## START SUPPLIED RECORDS

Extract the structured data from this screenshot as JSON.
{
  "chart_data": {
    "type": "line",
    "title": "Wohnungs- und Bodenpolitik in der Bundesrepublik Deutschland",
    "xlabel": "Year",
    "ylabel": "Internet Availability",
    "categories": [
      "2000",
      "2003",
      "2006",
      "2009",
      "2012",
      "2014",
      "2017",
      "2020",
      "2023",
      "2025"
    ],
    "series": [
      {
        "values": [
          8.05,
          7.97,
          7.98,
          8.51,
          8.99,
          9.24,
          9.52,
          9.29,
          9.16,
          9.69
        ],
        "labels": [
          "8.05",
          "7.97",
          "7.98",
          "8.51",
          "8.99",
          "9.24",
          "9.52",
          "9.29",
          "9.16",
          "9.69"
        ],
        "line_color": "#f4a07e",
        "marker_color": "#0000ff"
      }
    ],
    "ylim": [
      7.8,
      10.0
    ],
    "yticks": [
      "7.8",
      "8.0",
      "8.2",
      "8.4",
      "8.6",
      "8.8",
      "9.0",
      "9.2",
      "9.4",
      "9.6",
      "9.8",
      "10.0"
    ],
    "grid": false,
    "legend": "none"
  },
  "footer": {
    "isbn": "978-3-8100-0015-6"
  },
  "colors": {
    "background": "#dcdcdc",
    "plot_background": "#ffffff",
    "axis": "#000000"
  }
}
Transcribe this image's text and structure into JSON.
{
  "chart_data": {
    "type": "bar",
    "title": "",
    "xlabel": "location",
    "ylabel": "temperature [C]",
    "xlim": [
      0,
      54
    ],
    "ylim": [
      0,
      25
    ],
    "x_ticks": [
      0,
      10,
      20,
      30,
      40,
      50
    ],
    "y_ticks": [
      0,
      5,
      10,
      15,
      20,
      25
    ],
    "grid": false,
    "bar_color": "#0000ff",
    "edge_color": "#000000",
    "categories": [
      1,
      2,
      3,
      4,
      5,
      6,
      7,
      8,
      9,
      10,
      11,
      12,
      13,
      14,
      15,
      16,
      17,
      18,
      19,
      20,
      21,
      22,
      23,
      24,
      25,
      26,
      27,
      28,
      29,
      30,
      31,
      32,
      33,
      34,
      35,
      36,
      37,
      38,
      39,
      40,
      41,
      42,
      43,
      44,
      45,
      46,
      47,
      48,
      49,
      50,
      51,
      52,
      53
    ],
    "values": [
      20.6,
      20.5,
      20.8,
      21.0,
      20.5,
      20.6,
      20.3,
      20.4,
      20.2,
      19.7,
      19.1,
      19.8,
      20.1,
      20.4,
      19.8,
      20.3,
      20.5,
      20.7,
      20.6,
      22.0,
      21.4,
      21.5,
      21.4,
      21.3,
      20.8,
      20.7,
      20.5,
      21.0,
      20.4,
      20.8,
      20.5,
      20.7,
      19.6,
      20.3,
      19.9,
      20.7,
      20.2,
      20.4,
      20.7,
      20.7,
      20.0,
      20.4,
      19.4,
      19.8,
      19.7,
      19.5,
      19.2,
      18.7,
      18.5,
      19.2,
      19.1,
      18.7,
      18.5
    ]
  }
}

## END SUPPLIED RECORDS

PROBLEM REQUIREMENTS
All of the data above should be transcribed exactly.

TASK RESULT
Extract the structured data from this screenshot as JSON.
{
  "chart_data": {
    "type": "line",
    "title": "Wohnungs- und Bodenpolitik in der Bundesrepublik Deutschland",
    "xlabel": "Year",
    "ylabel": "Internet Availability",
    "categories": [
      "2000",
      "2003",
      "2006",
      "2009",
      "2012",
      "2014",
      "2017",
      "2020",
      "2023",
      "2025"
    ],
    "series": [
      {
        "values": [
          8.05,
          7.97,
          7.98,
          8.51,
          8.99,
          9.24,
          9.52,
          9.29,
          9.16,
          9.69
        ],
        "labels": [
          "8.05",
          "7.97",
          "7.98",
          "8.51",
          "8.99",
          "9.24",
          "9.52",
          "9.29",
          "9.16",
          "9.69"
        ],
        "line_color": "#f4a07e",
        "marker_color": "#0000ff"
      }
    ],
    "ylim": [
      7.8,
      10.0
    ],
    "yticks": [
      "7.8",
      "8.0",
      "8.2",
      "8.4",
      "8.6",
      "8.8",
      "9.0",
      "9.2",
      "9.4",
      "9.6",
      "9.8",
      "10.0"
    ],
    "grid": false,
    "legend": "none"
  },
  "footer": {
    "isbn": "978-3-8100-0015-6"
  },
  "colors": {
    "background": "#dcdcdc",
    "plot_background": "#ffffff",
    "axis": "#000000"
  }
}
Transcribe this image's text and structure into JSON.
{
  "chart_data": {
    "type": "bar",
    "title": "",
    "xlabel": "location",
    "ylabel": "temperature [C]",
    "xlim": [
      0,
      54
    ],
    "ylim": [
      0,
      25
    ],
    "x_ticks": [
      0,
      10,
      20,
      30,
      40,
      50
    ],
    "y_ticks": [
      0,
      5,
      10,
      15,
      20,
      25
    ],
    "grid": false,
    "bar_color": "#0000ff",
    "edge_color": "#000000",
    "categories": [
      1,
      2,
      3,
      4,
      5,
      6,
      7,
      8,
      9,
      10,
      11,
      12,
      13,
      14,
      15,
      16,
      17,
      18,
      19,
      20,
      21,
      22,
      23,
      24,
      25,
      26,
      27,
      28,
      29,
      30,
      31,
      32,
      33,
      34,
      35,
      36,
      37,
      38,
      39,
      40,
      41,
      42,
      43,
      44,
      45,
      46,
      47,
      48,
      49,
      50,
      51,
      52,
      53
    ],
    "values": [
      20.6,
      20.5,
      20.8,
      21.0,
      20.5,
      20.6,
      20.3,
      20.4,
      20.2,
      19.7,
      19.1,
      19.8,
      20.1,
      20.4,
      19.8,
      20.3,
      20.5,
      20.7,
      20.6,
      22.0,
      21.4,
      21.5,
      21.4,
      21.3,
      20.8,
      20.7,
      20.5,
      21.0,
      20.4,
      20.8,
      20.5,
      20.7,
      19.6,
      20.3,
      19.9,
      20.7,
      20.2,
      20.4,
      20.7,
      20.7,
      20.0,
      20.4,
      19.4,
      19.8,
      19.7,
      19.5,
      19.2,
      18.7,
      18.5,
      19.2,
      19.1,
      18.7,
      18.5
    ]
  }
}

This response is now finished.